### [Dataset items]

++++++++++++++++++++

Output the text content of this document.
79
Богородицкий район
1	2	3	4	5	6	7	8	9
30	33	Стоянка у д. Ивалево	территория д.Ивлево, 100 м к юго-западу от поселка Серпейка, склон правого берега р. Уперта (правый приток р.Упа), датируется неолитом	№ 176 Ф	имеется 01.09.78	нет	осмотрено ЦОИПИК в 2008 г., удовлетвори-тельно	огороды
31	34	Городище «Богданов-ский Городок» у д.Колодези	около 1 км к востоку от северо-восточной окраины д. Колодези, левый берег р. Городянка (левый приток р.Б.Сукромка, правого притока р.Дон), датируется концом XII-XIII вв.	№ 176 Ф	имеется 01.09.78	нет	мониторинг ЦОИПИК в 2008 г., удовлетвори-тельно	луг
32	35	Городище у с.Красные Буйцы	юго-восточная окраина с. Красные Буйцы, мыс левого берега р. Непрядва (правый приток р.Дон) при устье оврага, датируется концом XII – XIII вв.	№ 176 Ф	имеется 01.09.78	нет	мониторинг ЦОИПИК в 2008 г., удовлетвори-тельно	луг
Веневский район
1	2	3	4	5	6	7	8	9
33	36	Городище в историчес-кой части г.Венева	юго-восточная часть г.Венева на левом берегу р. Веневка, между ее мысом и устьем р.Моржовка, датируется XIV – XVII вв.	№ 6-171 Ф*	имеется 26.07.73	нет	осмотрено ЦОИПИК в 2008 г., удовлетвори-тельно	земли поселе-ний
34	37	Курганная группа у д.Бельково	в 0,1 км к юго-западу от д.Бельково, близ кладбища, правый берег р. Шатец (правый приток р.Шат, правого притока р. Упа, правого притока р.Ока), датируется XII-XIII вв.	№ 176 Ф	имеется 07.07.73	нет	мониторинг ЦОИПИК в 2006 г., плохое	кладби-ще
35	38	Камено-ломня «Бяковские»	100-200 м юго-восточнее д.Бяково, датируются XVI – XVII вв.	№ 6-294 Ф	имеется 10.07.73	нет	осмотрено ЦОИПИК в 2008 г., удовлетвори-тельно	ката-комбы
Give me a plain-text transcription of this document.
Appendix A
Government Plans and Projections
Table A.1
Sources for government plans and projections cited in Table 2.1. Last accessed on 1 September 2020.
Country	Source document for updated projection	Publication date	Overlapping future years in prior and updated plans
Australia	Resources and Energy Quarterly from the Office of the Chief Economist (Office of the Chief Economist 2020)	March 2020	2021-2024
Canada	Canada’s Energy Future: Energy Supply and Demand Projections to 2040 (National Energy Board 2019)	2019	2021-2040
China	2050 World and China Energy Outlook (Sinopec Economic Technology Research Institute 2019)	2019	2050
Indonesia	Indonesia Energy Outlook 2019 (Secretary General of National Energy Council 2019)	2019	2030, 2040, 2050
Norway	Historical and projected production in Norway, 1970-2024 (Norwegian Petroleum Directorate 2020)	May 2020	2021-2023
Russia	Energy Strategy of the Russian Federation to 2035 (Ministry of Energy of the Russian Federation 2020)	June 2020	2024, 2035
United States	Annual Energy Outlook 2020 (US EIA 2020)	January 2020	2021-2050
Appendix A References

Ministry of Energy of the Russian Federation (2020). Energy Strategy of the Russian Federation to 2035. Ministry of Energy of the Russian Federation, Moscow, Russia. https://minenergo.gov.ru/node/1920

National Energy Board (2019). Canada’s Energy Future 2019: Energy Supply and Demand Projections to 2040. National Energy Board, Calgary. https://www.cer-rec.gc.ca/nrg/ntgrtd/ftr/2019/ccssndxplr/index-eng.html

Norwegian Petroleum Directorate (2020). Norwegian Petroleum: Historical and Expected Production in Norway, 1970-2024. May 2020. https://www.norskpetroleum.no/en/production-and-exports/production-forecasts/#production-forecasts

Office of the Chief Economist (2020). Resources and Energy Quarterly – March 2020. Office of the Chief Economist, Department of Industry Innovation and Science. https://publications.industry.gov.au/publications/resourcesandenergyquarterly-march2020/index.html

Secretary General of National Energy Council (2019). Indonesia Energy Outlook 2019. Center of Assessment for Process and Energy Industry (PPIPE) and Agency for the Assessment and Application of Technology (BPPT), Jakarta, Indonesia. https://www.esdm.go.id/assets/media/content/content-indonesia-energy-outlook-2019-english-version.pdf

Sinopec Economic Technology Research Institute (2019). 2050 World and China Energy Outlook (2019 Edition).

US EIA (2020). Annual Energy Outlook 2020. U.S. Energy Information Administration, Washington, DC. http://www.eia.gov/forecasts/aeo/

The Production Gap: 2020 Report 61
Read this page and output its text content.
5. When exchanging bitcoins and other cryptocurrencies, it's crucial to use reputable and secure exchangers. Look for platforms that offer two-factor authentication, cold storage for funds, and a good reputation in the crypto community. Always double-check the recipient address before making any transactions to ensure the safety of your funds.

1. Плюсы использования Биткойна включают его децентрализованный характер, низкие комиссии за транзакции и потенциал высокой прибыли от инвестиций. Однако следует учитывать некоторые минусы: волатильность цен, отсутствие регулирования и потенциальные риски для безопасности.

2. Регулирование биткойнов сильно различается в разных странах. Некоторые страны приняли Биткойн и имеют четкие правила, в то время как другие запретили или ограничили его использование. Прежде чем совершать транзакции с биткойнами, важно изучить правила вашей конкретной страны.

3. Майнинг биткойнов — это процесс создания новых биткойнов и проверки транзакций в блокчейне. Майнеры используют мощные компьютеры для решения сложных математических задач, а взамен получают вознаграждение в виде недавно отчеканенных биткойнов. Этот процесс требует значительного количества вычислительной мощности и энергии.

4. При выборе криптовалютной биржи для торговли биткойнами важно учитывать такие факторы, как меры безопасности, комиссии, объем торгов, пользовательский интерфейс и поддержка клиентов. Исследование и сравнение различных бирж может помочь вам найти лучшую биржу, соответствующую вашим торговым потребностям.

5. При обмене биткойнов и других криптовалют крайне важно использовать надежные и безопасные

++++++++++++++++++++

### [DO THIS]
Exact output of every entry is required.

### [SOLUTION FOR THIS EXERCISE]
Output the text content of this document.
79
Богородицкий район
1	2	3	4	5	6	7	8	9
30	33	Стоянка у д. Ивалево	территория д.Ивлево, 100 м к юго-западу от поселка Серпейка, склон правого берега р. Уперта (правый приток р.Упа), датируется неолитом	№ 176 Ф	имеется 01.09.78	нет	осмотрено ЦОИПИК в 2008 г., удовлетвори-тельно	огороды
31	34	Городище «Богданов-ский Городок» у д.Колодези	около 1 км к востоку от северо-восточной окраины д. Колодези, левый берег р. Городянка (левый приток р.Б.Сукромка, правого притока р.Дон), датируется концом XII-XIII вв.	№ 176 Ф	имеется 01.09.78	нет	мониторинг ЦОИПИК в 2008 г., удовлетвори-тельно	луг
32	35	Городище у с.Красные Буйцы	юго-восточная окраина с. Красные Буйцы, мыс левого берега р. Непрядва (правый приток р.Дон) при устье оврага, датируется концом XII – XIII вв.	№ 176 Ф	имеется 01.09.78	нет	мониторинг ЦОИПИК в 2008 г., удовлетвори-тельно	луг
Веневский район
1	2	3	4	5	6	7	8	9
33	36	Городище в историчес-кой части г.Венева	юго-восточная часть г.Венева на левом берегу р. Веневка, между ее мысом и устьем р.Моржовка, датируется XIV – XVII вв.	№ 6-171 Ф*	имеется 26.07.73	нет	осмотрено ЦОИПИК в 2008 г., удовлетвори-тельно	земли поселе-ний
34	37	Курганная группа у д.Бельково	в 0,1 км к юго-западу от д.Бельково, близ кладбища, правый берег р. Шатец (правый приток р.Шат, правого притока р. Упа, правого притока р.Ока), датируется XII-XIII вв.	№ 176 Ф	имеется 07.07.73	нет	мониторинг ЦОИПИК в 2006 г., плохое	кладби-ще
35	38	Камено-ломня «Бяковские»	100-200 м юго-восточнее д.Бяково, датируются XVI – XVII вв.	№ 6-294 Ф	имеется 10.07.73	нет	осмотрено ЦОИПИК в 2008 г., удовлетвори-тельно	ката-комбы
Give me a plain-text transcription of this document.
Appendix A
Government Plans and Projections
Table A.1
Sources for government plans and projections cited in Table 2.1. Last accessed on 1 September 2020.
Country	Source document for updated projection	Publication date	Overlapping future years in prior and updated plans
Australia	Resources and Energy Quarterly from the Office of the Chief Economist (Office of the Chief Economist 2020)	March 2020	2021-2024
Canada	Canada’s Energy Future: Energy Supply and Demand Projections to 2040 (National Energy Board 2019)	2019	2021-2040
China	2050 World and China Energy Outlook (Sinopec Economic Technology Research Institute 2019)	2019	2050
Indonesia	Indonesia Energy Outlook 2019 (Secretary General of National Energy Council 2019)	2019	2030, 2040, 2050
Norway	Historical and projected production in Norway, 1970-2024 (Norwegian Petroleum Directorate 2020)	May 2020	2021-2023
Russia	Energy Strategy of the Russian Federation to 2035 (Ministry of Energy of the Russian Federation 2020)	June 2020	2024, 2035
United States	Annual Energy Outlook 2020 (US EIA 2020)	January 2020	2021-2050
Appendix A References

Ministry of Energy of the Russian Federation (2020). Energy Strategy of the Russian Federation to 2035. Ministry of Energy of the Russian Federation, Moscow, Russia. https://minenergo.gov.ru/node/1920

National Energy Board (2019). Canada’s Energy Future 2019: Energy Supply and Demand Projections to 2040. National Energy Board, Calgary. https://www.cer-rec.gc.ca/nrg/ntgrtd/ftr/2019/ccssndxplr/index-eng.html

Norwegian Petroleum Directorate (2020). Norwegian Petroleum: Historical and Expected Production in Norway, 1970-2024. May 2020. https://www.norskpetroleum.no/en/production-and-exports/production-forecasts/#production-forecasts

Office of the Chief Economist (2020). Resources and Energy Quarterly – March 2020. Office of the Chief Economist, Department of Industry Innovation and Science. https://publications.industry.gov.au/publications/resourcesandenergyquarterly-march2020/index.html

Secretary General of National Energy Council (2019). Indonesia Energy Outlook 2019. Center of Assessment for Process and Energy Industry (PPIPE) and Agency for the Assessment and Application of Technology (BPPT), Jakarta, Indonesia. https://www.esdm.go.id/assets/media/content/content-indonesia-energy-outlook-2019-english-version.pdf

Sinopec Economic Technology Research Institute (2019). 2050 World and China Energy Outlook (2019 Edition).

US EIA (2020). Annual Energy Outlook 2020. U.S. Energy Information Administration, Washington, DC. http://www.eia.gov/forecasts/aeo/

The Production Gap: 2020 Report 61
Read this page and output its text content.
5. When exchanging bitcoins and other cryptocurrencies, it's crucial to use reputable and secure exchangers. Look for platforms that offer two-factor authentication, cold storage for funds, and a good reputation in the crypto community. Always double-check the recipient address before making any transactions to ensure the safety of your funds.

1. Плюсы использования Биткойна включают его децентрализованный характер, низкие комиссии за транзакции и потенциал высокой прибыли от инвестиций. Однако следует учитывать некоторые минусы: волатильность цен, отсутствие регулирования и потенциальные риски для безопасности.

2. Регулирование биткойнов сильно различается в разных странах. Некоторые страны приняли Биткойн и имеют четкие правила, в то время как другие запретили или ограничили его использование. Прежде чем совершать транзакции с биткойнами, важно изучить правила вашей конкретной страны.

3. Майнинг биткойнов — это процесс создания новых биткойнов и проверки транзакций в блокчейне. Майнеры используют мощные компьютеры для решения сложных математических задач, а взамен получают вознаграждение в виде недавно отчеканенных биткойнов. Этот процесс требует значительного количества вычислительной мощности и энергии.

4. При выборе криптовалютной биржи для торговли биткойнами важно учитывать такие факторы, как меры безопасности, комиссии, объем торгов, пользовательский интерфейс и поддержка клиентов. Исследование и сравнение различных бирж может помочь вам найти лучшую биржу, соответствующую вашим торговым потребностям.

5. При обмене биткойнов и других криптовалют крайне важно использовать надежные и безопасные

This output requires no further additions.